* [Given records]:

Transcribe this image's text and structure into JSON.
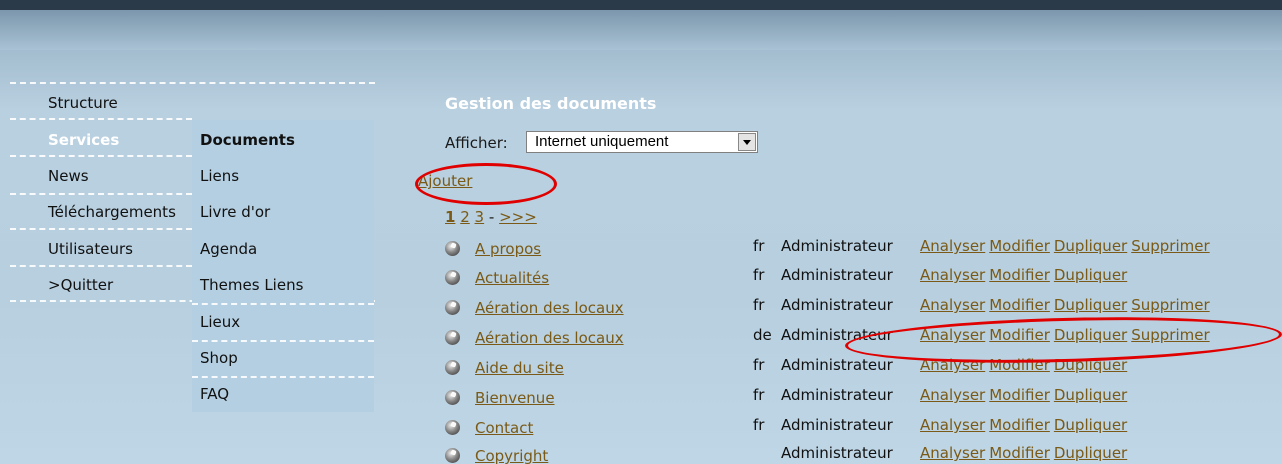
{
  "nav": {
    "items": [
      {
        "label": "Structure"
      },
      {
        "label": "Services",
        "active": true
      },
      {
        "label": "News"
      },
      {
        "label": "Téléchargements"
      },
      {
        "label": "Utilisateurs"
      },
      {
        "label": ">Quitter"
      }
    ]
  },
  "subnav": {
    "items": [
      {
        "label": "Documents",
        "active": true
      },
      {
        "label": "Liens"
      },
      {
        "label": "Livre d'or"
      },
      {
        "label": "Agenda"
      },
      {
        "label": "Themes Liens"
      },
      {
        "label": "Lieux"
      },
      {
        "label": "Shop"
      },
      {
        "label": "FAQ"
      }
    ]
  },
  "main": {
    "title": "Gestion des documents",
    "filter_label": "Afficher:",
    "filter_value": "Internet uniquement",
    "add_label": "Ajouter",
    "pager": {
      "current": "1",
      "pages": [
        "2",
        "3"
      ],
      "separator": "-",
      "next": ">>>"
    },
    "documents": [
      {
        "name": "A propos",
        "lang": "fr",
        "author": "Administrateur",
        "actions": [
          "Analyser",
          "Modifier",
          "Dupliquer",
          "Supprimer"
        ]
      },
      {
        "name": "Actualités",
        "lang": "fr",
        "author": "Administrateur",
        "actions": [
          "Analyser",
          "Modifier",
          "Dupliquer"
        ]
      },
      {
        "name": "Aération des locaux",
        "lang": "fr",
        "author": "Administrateur",
        "actions": [
          "Analyser",
          "Modifier",
          "Dupliquer",
          "Supprimer"
        ]
      },
      {
        "name": "Aération des locaux",
        "lang": "de",
        "author": "Administrateur",
        "actions": [
          "Analyser",
          "Modifier",
          "Dupliquer",
          "Supprimer"
        ]
      },
      {
        "name": "Aide du site",
        "lang": "fr",
        "author": "Administrateur",
        "actions": [
          "Analyser",
          "Modifier",
          "Dupliquer"
        ]
      },
      {
        "name": "Bienvenue",
        "lang": "fr",
        "author": "Administrateur",
        "actions": [
          "Analyser",
          "Modifier",
          "Dupliquer"
        ]
      },
      {
        "name": "Contact",
        "lang": "fr",
        "author": "Administrateur",
        "actions": [
          "Analyser",
          "Modifier",
          "Dupliquer"
        ]
      },
      {
        "name": "Copyright",
        "lang": "",
        "author": "Administrateur",
        "actions": [
          "Analyser",
          "Modifier",
          "Dupliquer"
        ]
      }
    ]
  },
  "colors": {
    "link": "#7a5a16",
    "annotation": "#e00000",
    "title": "#ffffff",
    "background": "#b9d0e0"
  }
}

* [What the exercise asks]: Reproduce each line exactly, please, except for any pictures.

* [Solution to this problem]:
Transcribe this image's text and structure into JSON.
{
  "nav": {
    "items": [
      {
        "label": "Structure"
      },
      {
        "label": "Services",
        "active": true
      },
      {
        "label": "News"
      },
      {
        "label": "Téléchargements"
      },
      {
        "label": "Utilisateurs"
      },
      {
        "label": ">Quitter"
      }
    ]
  },
  "subnav": {
    "items": [
      {
        "label": "Documents",
        "active": true
      },
      {
        "label": "Liens"
      },
      {
        "label": "Livre d'or"
      },
      {
        "label": "Agenda"
      },
      {
        "label": "Themes Liens"
      },
      {
        "label": "Lieux"
      },
      {
        "label": "Shop"
      },
      {
        "label": "FAQ"
      }
    ]
  },
  "main": {
    "title": "Gestion des documents",
    "filter_label": "Afficher:",
    "filter_value": "Internet uniquement",
    "add_label": "Ajouter",
    "pager": {
      "current": "1",
      "pages": [
        "2",
        "3"
      ],
      "separator": "-",
      "next": ">>>"
    },
    "documents": [
      {
        "name": "A propos",
        "lang": "fr",
        "author": "Administrateur",
        "actions": [
          "Analyser",
          "Modifier",
          "Dupliquer",
          "Supprimer"
        ]
      },
      {
        "name": "Actualités",
        "lang": "fr",
        "author": "Administrateur",
        "actions": [
          "Analyser",
          "Modifier",
          "Dupliquer"
        ]
      },
      {
        "name": "Aération des locaux",
        "lang": "fr",
        "author": "Administrateur",
        "actions": [
          "Analyser",
          "Modifier",
          "Dupliquer",
          "Supprimer"
        ]
      },
      {
        "name": "Aération des locaux",
        "lang": "de",
        "author": "Administrateur",
        "actions": [
          "Analyser",
          "Modifier",
          "Dupliquer",
          "Supprimer"
        ]
      },
      {
        "name": "Aide du site",
        "lang": "fr",
        "author": "Administrateur",
        "actions": [
          "Analyser",
          "Modifier",
          "Dupliquer"
        ]
      },
      {
        "name": "Bienvenue",
        "lang": "fr",
        "author": "Administrateur",
        "actions": [
          "Analyser",
          "Modifier",
          "Dupliquer"
        ]
      },
      {
        "name": "Contact",
        "lang": "fr",
        "author": "Administrateur",
        "actions": [
          "Analyser",
          "Modifier",
          "Dupliquer"
        ]
      },
      {
        "name": "Copyright",
        "lang": "",
        "author": "Administrateur",
        "actions": [
          "Analyser",
          "Modifier",
          "Dupliquer"
        ]
      }
    ]
  },
  "colors": {
    "link": "#7a5a16",
    "annotation": "#e00000",
    "title": "#ffffff",
    "background": "#b9d0e0"
  }
}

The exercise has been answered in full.